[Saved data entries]
####################

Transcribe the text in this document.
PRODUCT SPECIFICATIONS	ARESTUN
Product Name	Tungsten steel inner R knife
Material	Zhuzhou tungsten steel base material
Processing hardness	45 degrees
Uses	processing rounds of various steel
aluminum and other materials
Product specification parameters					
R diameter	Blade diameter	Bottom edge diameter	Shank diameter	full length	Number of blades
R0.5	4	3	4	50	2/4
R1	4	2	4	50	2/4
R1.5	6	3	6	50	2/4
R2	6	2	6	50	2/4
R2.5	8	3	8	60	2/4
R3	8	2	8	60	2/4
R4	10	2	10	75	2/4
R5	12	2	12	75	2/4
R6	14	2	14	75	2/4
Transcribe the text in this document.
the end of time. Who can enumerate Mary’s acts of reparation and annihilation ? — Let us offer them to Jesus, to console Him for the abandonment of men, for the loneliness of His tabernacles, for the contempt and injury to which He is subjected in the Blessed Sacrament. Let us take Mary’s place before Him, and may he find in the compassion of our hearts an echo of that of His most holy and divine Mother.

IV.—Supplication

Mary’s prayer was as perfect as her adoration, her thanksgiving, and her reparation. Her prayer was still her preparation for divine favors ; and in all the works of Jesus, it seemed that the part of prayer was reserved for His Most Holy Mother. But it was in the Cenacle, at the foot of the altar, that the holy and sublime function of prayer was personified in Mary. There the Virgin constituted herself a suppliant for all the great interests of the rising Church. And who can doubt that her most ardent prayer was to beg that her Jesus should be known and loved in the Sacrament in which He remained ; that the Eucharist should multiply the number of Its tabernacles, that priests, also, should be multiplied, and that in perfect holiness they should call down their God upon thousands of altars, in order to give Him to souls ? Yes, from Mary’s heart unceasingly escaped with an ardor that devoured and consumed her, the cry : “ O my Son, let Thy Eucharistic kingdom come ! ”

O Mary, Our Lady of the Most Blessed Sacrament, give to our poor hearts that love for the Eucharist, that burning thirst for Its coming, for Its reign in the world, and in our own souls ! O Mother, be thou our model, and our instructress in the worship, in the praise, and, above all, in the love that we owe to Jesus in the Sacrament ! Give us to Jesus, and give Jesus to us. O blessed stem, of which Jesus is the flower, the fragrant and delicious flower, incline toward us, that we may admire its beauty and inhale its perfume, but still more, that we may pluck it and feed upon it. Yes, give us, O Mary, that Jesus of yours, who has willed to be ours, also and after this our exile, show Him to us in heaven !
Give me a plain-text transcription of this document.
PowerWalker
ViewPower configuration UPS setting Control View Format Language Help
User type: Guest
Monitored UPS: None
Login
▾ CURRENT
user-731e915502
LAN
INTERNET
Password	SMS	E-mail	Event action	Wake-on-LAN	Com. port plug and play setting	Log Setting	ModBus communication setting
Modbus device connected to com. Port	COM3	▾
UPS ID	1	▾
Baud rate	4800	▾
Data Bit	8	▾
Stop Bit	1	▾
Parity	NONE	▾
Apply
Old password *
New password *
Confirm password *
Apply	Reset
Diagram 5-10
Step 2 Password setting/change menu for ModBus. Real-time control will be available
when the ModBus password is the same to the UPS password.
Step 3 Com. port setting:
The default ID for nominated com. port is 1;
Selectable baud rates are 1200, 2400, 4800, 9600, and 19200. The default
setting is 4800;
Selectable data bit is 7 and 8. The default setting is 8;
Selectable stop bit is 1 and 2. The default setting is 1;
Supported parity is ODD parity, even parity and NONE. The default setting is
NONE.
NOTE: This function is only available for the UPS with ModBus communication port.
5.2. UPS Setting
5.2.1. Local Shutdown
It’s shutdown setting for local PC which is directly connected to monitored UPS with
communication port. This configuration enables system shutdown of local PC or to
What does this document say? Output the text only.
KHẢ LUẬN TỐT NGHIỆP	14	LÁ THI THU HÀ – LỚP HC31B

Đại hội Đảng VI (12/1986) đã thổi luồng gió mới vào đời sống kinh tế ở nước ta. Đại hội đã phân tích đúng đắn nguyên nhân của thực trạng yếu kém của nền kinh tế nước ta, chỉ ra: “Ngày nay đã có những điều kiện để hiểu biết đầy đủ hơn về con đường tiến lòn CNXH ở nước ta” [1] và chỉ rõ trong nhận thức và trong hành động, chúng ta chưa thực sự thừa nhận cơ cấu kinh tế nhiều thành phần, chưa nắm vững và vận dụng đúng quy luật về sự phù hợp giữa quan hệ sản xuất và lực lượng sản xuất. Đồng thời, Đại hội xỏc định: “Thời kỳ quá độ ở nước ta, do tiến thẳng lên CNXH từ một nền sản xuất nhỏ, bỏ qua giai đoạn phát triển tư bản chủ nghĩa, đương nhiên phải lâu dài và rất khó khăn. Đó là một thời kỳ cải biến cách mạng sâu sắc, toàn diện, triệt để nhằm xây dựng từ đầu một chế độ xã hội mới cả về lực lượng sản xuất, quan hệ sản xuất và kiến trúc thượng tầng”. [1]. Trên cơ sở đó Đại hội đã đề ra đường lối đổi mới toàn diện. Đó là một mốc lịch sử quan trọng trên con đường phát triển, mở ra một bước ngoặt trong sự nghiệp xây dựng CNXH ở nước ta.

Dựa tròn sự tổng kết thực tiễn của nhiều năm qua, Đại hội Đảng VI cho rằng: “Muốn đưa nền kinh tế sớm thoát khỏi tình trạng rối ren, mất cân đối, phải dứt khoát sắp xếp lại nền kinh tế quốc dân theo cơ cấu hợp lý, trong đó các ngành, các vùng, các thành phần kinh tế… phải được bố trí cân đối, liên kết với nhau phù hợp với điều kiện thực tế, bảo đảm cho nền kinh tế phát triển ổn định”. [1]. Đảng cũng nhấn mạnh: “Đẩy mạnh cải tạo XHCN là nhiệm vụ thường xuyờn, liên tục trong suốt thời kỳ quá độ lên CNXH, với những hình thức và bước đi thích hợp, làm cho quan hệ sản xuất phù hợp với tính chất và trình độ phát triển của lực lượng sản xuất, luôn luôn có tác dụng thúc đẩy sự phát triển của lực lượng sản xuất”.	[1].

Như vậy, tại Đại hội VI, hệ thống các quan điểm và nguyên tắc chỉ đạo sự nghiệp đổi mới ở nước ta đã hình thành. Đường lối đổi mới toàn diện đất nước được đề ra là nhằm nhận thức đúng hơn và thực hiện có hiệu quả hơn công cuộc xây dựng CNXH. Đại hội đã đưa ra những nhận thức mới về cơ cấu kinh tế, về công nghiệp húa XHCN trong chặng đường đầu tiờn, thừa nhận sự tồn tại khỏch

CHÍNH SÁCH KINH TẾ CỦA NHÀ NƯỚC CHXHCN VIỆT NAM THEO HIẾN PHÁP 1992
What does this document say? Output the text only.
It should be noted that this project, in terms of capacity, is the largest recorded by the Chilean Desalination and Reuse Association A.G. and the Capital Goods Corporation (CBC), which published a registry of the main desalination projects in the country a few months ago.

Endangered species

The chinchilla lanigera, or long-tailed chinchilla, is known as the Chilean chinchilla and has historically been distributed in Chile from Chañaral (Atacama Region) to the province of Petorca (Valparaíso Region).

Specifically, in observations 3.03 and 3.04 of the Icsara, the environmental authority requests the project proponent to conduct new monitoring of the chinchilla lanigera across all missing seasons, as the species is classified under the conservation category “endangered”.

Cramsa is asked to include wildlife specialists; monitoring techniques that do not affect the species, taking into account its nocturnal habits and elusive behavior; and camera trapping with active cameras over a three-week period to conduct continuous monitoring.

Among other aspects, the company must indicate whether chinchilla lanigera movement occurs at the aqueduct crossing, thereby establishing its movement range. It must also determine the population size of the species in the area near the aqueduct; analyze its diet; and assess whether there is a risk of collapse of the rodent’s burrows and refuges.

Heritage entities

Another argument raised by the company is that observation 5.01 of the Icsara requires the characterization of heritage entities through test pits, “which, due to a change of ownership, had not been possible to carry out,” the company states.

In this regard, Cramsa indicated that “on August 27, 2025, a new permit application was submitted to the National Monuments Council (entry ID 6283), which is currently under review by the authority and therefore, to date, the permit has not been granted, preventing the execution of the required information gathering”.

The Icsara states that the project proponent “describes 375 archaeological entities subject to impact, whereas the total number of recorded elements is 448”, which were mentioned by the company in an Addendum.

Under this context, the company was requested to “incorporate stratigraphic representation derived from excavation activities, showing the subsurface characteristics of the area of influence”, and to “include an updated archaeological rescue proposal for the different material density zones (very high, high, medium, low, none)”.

####################

_To do_.
Count every line in the entries above where the word "area" appears; respond with the number alone.

_Solved problem_.
2